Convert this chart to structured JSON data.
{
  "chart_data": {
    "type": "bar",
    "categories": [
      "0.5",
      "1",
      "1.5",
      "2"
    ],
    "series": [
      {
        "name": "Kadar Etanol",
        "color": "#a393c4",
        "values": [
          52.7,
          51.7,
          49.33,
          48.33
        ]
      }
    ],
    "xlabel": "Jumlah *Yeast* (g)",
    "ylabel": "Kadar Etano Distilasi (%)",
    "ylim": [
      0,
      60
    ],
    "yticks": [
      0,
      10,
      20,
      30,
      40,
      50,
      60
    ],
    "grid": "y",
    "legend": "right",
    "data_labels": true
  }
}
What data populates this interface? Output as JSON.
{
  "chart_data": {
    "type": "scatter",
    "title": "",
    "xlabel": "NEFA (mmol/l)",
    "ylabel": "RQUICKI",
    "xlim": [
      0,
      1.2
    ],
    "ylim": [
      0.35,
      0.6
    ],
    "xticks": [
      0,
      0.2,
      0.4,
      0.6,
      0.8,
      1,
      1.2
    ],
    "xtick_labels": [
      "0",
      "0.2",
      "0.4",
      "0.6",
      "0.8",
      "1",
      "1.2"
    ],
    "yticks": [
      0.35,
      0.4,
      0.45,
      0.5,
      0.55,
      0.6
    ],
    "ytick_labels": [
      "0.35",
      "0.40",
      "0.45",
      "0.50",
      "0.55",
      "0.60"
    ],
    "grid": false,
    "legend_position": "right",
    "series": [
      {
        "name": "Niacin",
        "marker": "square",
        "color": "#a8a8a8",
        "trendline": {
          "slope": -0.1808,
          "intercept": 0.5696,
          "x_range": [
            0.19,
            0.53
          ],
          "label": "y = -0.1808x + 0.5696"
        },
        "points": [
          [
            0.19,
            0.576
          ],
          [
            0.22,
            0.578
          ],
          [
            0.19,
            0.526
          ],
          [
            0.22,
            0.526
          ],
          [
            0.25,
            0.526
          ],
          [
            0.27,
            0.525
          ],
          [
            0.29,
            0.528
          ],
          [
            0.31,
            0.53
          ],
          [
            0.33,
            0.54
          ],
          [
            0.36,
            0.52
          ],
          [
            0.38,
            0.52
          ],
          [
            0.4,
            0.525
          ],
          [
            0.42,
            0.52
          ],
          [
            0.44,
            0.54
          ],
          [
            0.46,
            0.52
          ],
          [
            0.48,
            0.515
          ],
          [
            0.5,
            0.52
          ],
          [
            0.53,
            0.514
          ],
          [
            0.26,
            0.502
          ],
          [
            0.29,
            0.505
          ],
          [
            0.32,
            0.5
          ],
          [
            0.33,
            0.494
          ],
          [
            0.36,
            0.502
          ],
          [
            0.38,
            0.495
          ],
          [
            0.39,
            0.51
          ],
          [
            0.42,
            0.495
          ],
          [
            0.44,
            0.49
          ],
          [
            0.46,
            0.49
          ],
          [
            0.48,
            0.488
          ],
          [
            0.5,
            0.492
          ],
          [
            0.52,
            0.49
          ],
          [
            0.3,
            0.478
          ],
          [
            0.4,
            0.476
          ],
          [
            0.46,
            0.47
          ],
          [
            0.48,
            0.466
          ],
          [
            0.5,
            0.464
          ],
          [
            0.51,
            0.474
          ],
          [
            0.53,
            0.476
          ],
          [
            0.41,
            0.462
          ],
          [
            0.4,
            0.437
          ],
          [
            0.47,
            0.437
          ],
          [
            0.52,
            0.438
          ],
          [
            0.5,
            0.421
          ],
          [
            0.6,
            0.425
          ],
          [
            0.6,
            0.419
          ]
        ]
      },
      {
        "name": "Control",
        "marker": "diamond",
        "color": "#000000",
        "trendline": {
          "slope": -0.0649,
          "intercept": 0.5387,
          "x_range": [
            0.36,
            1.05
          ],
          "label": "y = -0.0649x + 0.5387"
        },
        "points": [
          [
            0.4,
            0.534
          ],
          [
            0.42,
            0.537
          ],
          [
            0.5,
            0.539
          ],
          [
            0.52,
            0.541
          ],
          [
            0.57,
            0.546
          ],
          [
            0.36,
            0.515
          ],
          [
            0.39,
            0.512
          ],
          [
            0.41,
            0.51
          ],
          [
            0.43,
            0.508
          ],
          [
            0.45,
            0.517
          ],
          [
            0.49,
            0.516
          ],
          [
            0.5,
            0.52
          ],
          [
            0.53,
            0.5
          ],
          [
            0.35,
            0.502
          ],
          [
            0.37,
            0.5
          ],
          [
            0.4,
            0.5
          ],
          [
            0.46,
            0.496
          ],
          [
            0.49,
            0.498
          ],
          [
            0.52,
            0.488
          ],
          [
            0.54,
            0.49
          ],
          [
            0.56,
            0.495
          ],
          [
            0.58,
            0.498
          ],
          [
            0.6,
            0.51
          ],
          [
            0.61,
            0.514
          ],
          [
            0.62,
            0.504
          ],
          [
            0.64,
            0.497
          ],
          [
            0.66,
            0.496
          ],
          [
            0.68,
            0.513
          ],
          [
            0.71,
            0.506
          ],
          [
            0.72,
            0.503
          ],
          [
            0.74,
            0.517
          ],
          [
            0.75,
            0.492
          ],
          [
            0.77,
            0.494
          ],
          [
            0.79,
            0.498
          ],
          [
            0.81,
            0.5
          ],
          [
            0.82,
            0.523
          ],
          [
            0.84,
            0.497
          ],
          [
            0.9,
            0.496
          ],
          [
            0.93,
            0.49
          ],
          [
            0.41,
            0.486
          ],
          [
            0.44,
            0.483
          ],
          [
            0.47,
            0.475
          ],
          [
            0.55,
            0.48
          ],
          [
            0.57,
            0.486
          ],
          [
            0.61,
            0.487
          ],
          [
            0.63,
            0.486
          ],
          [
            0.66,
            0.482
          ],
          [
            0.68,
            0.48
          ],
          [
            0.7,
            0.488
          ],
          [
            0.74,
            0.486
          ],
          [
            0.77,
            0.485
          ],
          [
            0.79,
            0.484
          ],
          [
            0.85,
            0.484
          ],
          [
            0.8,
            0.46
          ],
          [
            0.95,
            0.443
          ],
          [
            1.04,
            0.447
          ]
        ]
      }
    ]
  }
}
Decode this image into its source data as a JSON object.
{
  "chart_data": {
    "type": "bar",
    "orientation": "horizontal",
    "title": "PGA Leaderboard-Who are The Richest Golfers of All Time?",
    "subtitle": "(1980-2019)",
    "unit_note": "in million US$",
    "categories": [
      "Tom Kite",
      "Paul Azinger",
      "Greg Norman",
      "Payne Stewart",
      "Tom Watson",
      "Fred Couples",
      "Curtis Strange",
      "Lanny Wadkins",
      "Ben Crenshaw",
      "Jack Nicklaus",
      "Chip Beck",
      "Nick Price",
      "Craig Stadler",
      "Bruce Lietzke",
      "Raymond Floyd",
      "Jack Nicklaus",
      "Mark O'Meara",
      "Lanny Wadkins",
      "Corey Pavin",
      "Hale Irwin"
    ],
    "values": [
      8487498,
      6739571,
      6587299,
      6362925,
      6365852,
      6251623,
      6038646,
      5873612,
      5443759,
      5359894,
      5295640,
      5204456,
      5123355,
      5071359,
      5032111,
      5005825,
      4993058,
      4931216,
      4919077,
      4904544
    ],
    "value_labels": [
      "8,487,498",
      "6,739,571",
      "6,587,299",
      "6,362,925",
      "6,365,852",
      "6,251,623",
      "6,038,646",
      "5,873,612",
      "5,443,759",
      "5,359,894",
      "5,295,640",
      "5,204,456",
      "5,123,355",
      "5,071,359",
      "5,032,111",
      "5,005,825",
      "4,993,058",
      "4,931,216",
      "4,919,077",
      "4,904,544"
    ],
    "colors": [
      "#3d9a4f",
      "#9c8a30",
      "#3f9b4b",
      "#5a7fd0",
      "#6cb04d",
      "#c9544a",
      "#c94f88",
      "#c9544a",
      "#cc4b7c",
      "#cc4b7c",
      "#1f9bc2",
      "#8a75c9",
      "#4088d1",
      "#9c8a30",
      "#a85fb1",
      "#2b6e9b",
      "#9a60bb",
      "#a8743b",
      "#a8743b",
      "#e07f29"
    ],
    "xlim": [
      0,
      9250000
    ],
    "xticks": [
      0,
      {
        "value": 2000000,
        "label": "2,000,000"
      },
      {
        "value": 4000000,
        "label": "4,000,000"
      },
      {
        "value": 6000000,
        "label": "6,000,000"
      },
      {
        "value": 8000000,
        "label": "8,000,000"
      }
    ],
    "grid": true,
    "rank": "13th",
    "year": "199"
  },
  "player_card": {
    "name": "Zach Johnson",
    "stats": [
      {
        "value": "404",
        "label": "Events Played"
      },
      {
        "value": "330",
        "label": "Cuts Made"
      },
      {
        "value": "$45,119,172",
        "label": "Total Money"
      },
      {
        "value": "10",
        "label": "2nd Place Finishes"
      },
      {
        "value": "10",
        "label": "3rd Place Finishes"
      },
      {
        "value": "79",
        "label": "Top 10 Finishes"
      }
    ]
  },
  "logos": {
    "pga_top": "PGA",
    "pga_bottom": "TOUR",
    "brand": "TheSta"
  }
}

---

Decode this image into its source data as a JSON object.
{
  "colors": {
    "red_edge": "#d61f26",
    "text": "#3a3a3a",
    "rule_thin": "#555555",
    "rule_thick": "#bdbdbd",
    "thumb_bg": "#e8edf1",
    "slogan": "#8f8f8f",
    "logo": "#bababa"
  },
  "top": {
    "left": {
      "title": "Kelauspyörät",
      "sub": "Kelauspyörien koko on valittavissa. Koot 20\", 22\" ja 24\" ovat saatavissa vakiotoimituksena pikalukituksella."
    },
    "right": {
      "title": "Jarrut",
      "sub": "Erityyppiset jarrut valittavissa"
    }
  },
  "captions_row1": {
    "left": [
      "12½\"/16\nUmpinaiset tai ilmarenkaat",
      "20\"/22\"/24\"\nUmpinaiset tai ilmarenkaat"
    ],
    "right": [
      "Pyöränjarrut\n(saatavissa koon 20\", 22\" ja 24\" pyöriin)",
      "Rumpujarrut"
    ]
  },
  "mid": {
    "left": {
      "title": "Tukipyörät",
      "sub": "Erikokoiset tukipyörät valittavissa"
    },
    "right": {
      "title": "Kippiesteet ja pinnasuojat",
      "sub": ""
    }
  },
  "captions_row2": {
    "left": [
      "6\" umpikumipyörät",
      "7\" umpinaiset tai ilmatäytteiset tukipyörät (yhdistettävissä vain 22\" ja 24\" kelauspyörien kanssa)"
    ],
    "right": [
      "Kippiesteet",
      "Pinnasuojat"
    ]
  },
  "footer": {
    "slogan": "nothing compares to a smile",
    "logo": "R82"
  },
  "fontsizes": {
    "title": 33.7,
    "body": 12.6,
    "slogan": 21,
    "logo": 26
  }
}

» Work instructions: In the listing above, count each line that holds the string "Finishes". Give the number only.

» Exercise answer: 3